╔══

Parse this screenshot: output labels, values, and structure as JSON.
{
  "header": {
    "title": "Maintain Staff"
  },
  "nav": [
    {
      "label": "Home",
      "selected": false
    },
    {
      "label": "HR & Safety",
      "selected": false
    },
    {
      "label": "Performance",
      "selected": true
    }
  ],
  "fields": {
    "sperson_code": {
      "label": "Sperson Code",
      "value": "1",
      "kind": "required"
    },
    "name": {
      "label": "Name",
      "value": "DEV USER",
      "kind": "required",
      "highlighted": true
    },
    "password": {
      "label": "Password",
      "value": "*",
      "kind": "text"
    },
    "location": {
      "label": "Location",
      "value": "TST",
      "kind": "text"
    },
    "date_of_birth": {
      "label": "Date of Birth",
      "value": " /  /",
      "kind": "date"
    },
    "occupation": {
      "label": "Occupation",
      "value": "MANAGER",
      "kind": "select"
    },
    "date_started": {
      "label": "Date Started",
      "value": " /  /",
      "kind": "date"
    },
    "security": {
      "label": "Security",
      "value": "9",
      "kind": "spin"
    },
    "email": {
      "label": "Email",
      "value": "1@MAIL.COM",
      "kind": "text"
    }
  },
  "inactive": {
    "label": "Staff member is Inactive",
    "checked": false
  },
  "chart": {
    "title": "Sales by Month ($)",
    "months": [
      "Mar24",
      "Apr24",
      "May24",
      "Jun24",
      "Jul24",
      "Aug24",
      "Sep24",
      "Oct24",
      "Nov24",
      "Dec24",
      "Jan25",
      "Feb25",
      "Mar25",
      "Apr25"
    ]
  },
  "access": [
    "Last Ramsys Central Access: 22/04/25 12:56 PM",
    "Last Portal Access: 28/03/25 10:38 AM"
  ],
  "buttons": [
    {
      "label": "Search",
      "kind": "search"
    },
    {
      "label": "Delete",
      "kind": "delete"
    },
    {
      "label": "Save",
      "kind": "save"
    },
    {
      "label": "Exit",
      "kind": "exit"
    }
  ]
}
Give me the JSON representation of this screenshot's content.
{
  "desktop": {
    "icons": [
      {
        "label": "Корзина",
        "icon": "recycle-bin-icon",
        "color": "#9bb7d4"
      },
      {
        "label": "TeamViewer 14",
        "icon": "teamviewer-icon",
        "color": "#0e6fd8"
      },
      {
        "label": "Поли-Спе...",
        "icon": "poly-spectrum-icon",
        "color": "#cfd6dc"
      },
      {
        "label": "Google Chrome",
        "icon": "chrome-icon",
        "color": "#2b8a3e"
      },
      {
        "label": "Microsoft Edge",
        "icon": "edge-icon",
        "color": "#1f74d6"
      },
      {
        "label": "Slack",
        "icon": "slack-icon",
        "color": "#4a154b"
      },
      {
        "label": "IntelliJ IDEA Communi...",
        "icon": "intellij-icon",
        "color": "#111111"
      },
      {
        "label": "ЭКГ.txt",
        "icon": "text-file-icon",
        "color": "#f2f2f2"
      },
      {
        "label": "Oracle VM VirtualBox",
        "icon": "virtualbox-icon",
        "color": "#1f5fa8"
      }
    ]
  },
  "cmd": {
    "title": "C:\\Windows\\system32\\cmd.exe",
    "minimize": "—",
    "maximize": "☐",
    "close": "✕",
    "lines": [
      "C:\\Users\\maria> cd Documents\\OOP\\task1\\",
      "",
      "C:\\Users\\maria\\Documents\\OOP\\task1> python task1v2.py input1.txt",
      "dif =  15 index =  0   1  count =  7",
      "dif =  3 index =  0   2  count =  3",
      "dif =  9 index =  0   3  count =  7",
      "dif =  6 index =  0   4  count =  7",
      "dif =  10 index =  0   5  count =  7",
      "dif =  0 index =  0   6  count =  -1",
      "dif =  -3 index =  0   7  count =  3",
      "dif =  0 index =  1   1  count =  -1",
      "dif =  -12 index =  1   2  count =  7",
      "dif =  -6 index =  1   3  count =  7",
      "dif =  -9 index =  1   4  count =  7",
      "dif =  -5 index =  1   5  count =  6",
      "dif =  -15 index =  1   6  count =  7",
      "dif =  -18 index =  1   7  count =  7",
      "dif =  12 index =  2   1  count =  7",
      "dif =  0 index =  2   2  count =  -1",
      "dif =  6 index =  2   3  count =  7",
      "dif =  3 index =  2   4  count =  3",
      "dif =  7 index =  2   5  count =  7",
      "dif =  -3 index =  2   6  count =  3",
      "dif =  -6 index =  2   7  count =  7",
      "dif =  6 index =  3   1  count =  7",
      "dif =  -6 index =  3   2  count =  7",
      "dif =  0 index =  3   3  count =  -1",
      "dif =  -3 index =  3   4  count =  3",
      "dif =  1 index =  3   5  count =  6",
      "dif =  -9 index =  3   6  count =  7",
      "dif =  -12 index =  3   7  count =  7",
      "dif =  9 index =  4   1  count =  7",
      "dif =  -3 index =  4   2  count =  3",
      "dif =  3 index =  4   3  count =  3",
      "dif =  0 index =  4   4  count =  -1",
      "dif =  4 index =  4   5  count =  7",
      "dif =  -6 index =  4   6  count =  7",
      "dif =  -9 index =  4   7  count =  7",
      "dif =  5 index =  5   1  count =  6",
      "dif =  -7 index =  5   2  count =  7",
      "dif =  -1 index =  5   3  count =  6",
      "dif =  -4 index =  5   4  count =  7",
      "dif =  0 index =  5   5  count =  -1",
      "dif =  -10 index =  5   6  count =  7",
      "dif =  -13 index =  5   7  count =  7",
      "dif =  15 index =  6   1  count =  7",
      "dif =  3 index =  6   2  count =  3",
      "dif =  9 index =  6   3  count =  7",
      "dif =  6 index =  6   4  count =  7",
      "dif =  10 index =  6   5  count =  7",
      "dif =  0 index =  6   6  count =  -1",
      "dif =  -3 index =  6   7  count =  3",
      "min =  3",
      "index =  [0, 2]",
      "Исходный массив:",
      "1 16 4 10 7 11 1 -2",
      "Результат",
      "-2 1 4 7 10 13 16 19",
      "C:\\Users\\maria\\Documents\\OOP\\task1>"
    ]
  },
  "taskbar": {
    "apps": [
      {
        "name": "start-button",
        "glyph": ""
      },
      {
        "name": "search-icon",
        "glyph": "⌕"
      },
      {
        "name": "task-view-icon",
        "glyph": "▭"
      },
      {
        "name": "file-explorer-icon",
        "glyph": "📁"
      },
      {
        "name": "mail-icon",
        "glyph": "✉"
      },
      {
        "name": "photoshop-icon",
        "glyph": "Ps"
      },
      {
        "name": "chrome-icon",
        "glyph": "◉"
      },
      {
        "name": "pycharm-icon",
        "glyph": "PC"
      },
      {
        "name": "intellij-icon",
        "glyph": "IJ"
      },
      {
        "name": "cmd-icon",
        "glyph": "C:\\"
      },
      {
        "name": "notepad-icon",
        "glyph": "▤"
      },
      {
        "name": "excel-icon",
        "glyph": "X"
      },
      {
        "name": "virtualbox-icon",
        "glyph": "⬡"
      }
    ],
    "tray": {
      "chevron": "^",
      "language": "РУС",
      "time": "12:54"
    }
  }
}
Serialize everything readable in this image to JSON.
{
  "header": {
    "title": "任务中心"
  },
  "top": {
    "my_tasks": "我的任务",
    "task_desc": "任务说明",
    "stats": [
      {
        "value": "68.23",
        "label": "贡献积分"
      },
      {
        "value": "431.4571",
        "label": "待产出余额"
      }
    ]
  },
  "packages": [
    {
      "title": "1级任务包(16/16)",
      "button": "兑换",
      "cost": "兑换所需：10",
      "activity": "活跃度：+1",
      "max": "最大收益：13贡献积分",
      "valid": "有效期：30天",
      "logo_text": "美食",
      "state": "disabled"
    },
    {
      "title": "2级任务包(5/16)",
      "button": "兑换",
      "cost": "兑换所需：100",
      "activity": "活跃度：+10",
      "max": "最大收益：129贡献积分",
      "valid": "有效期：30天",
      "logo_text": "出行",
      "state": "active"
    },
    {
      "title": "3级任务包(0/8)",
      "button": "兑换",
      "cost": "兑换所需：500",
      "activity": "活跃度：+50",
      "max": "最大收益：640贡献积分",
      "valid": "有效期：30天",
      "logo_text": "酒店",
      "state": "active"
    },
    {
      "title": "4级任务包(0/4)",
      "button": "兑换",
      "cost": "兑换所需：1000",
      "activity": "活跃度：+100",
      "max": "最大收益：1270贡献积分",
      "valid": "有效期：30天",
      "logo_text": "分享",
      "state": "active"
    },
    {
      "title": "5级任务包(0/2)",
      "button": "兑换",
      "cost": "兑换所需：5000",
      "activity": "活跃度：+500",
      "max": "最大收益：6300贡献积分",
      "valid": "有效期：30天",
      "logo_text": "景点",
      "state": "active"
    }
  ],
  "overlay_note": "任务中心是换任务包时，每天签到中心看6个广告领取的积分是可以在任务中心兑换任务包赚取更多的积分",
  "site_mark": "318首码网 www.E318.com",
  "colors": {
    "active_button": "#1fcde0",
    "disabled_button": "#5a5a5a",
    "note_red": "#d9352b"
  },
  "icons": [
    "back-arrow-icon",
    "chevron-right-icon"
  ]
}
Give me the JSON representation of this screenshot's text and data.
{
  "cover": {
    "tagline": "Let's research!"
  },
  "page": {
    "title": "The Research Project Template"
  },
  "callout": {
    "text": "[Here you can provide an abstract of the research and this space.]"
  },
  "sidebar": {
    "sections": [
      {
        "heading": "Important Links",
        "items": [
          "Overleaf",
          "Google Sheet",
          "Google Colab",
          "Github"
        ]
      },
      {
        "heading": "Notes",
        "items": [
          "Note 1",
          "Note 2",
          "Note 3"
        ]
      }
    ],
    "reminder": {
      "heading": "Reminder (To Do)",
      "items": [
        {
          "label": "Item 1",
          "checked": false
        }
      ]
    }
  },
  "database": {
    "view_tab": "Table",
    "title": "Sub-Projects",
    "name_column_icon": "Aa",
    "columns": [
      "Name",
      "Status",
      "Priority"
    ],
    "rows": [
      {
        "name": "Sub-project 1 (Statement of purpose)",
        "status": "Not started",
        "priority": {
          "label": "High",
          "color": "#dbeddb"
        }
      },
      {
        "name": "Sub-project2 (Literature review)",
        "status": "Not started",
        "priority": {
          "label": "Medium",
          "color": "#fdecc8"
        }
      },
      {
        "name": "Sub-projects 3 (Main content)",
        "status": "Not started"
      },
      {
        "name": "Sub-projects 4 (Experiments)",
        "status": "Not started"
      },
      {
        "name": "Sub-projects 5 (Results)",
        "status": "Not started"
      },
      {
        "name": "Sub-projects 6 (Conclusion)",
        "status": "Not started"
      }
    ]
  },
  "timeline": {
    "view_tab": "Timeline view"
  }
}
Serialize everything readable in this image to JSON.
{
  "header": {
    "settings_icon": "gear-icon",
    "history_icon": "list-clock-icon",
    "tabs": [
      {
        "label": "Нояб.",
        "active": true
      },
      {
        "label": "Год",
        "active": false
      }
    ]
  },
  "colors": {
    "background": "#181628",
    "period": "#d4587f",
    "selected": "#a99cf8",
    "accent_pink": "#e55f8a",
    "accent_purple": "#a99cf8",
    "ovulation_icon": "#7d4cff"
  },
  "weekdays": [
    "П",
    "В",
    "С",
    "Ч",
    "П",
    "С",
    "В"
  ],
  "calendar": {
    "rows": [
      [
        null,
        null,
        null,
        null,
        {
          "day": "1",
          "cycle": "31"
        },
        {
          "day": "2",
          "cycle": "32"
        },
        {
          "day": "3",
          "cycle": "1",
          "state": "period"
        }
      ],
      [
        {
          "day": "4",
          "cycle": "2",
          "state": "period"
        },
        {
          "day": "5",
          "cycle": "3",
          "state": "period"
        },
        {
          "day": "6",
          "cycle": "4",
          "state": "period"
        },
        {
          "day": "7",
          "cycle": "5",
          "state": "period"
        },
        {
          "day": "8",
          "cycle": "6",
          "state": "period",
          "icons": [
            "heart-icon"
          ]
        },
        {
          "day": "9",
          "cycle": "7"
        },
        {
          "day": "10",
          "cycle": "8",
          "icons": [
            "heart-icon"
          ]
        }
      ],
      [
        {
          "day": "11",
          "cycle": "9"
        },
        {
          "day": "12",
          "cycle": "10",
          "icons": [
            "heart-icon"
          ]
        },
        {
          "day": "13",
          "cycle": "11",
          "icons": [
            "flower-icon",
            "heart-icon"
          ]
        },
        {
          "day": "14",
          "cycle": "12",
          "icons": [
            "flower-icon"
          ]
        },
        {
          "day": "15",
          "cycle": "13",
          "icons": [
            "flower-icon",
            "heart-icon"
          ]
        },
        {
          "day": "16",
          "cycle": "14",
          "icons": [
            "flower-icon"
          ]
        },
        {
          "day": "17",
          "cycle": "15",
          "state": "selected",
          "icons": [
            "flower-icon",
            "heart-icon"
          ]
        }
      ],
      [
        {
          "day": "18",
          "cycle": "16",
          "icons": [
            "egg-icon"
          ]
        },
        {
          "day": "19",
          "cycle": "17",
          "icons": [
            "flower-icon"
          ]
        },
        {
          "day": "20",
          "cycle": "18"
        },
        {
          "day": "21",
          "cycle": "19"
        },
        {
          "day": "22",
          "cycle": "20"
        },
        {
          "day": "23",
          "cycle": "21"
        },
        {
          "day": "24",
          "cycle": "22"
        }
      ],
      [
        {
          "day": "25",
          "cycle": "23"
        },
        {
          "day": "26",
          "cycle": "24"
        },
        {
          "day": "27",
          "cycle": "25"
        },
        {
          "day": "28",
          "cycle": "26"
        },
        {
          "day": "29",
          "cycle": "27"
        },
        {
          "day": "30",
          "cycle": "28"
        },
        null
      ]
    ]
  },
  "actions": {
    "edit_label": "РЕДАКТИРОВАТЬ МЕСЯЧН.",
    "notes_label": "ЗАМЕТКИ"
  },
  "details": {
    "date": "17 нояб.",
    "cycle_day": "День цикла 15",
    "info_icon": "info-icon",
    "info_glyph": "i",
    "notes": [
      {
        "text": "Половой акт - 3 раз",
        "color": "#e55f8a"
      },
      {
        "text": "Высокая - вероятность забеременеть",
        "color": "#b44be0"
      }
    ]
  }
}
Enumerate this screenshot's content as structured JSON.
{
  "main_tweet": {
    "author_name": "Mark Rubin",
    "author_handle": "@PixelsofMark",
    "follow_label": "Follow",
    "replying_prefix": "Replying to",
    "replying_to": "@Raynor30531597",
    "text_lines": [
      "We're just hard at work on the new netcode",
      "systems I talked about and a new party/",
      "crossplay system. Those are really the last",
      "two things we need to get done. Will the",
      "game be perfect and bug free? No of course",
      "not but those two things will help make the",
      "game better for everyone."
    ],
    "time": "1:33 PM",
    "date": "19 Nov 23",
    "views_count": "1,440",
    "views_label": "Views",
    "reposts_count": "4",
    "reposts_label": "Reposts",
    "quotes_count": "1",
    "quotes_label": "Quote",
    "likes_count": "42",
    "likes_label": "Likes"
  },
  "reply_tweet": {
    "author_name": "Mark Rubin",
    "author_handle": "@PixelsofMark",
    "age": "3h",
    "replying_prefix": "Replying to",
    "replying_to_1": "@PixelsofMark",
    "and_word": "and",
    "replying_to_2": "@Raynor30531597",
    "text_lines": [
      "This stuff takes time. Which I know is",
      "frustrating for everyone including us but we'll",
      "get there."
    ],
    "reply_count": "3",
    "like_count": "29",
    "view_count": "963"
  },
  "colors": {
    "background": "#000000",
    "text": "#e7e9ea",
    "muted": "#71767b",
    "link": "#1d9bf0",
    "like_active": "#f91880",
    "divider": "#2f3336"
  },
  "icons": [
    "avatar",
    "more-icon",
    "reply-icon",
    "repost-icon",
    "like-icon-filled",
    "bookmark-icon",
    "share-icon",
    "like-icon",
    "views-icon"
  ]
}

╚══

» Work to be completed
Filter the entries down to the lines containing "Google". Copy each of those lines.

» Result for this task
        "label": "Google Chrome",
          "Google Sheet",
          "Google Colab",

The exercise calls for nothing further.